(Extracted records)
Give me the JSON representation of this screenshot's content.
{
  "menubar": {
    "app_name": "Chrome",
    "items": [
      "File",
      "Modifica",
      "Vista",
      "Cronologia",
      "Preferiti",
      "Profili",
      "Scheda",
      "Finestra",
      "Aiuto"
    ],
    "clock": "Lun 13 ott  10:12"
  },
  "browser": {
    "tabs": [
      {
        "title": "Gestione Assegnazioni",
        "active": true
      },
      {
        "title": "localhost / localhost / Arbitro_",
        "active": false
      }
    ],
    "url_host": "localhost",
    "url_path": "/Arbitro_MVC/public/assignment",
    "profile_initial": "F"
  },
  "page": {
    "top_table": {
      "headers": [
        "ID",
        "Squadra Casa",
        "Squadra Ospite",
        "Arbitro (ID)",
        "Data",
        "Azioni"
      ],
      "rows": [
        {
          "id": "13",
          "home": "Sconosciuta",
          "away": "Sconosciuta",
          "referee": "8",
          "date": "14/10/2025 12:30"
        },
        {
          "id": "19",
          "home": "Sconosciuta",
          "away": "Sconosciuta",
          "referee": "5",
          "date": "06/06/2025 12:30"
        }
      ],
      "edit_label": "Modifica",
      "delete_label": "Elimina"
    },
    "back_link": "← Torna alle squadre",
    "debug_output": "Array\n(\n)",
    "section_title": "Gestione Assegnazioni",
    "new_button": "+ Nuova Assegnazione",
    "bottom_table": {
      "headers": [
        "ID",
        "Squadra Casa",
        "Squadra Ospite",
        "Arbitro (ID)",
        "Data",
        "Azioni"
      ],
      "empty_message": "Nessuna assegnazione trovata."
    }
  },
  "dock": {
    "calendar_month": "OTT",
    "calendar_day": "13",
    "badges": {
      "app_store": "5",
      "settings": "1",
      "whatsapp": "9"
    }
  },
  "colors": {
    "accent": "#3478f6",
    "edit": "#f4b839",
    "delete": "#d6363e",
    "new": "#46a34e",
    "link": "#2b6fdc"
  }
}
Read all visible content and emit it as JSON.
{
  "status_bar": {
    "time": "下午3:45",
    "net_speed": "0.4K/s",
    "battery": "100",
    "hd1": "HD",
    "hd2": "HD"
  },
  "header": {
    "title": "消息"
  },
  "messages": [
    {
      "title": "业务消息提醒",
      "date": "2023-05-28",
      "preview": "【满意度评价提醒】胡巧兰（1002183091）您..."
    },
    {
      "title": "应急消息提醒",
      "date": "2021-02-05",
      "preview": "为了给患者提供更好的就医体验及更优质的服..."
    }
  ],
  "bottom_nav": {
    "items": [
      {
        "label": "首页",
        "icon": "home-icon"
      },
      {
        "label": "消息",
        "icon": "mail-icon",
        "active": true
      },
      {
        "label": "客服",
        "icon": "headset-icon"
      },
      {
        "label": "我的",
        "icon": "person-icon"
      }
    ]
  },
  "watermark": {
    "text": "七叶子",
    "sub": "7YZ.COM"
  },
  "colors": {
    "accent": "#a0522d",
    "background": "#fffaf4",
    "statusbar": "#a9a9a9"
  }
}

▶ _Your goal_
Answer with one number only: how many lines above contain the word "preview".

▶ _Solution for this problem_
2